» The problem
Give the number of lines that contain the string "name", please, and nothing else.

» Exercise material
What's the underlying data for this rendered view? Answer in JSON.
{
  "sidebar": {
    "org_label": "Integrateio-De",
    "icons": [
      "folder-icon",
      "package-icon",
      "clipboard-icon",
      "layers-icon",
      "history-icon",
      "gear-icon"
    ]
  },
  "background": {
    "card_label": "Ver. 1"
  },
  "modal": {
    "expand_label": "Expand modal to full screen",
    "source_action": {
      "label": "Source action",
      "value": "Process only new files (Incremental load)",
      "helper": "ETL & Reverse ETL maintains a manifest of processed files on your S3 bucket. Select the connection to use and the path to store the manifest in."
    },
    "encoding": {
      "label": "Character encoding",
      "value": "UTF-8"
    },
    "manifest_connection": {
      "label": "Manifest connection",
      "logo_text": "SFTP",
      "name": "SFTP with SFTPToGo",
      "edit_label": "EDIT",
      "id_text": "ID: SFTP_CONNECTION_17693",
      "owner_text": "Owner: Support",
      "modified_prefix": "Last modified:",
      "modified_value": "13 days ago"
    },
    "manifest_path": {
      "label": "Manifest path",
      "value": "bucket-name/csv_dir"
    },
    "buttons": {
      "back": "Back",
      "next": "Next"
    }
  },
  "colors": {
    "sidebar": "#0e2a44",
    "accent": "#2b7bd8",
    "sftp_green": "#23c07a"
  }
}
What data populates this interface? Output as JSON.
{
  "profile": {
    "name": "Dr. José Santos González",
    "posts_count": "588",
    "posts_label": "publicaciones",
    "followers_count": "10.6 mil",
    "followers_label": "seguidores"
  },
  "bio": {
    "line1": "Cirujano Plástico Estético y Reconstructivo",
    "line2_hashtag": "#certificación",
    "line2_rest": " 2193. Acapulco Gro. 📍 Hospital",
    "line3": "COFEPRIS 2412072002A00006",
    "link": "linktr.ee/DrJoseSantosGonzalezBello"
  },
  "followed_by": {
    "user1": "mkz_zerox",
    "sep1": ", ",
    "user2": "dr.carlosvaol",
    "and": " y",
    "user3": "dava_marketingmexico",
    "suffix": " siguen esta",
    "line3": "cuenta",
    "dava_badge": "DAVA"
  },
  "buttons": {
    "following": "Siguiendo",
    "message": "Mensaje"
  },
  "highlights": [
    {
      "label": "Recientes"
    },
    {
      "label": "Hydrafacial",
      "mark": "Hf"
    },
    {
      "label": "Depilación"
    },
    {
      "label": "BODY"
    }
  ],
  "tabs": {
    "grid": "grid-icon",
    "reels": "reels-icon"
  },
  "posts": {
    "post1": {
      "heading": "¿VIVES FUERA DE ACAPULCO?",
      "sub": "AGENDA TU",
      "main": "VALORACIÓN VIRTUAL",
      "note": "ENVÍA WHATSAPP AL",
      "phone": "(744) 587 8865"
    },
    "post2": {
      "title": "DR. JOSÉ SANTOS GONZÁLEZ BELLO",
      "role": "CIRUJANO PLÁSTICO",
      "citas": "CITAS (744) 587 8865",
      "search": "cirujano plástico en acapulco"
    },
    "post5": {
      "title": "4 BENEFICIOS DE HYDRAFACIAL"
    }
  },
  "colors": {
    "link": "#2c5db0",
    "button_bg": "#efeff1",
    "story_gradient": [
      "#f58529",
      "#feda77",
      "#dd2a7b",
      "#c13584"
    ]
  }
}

» Answer for this exercise
3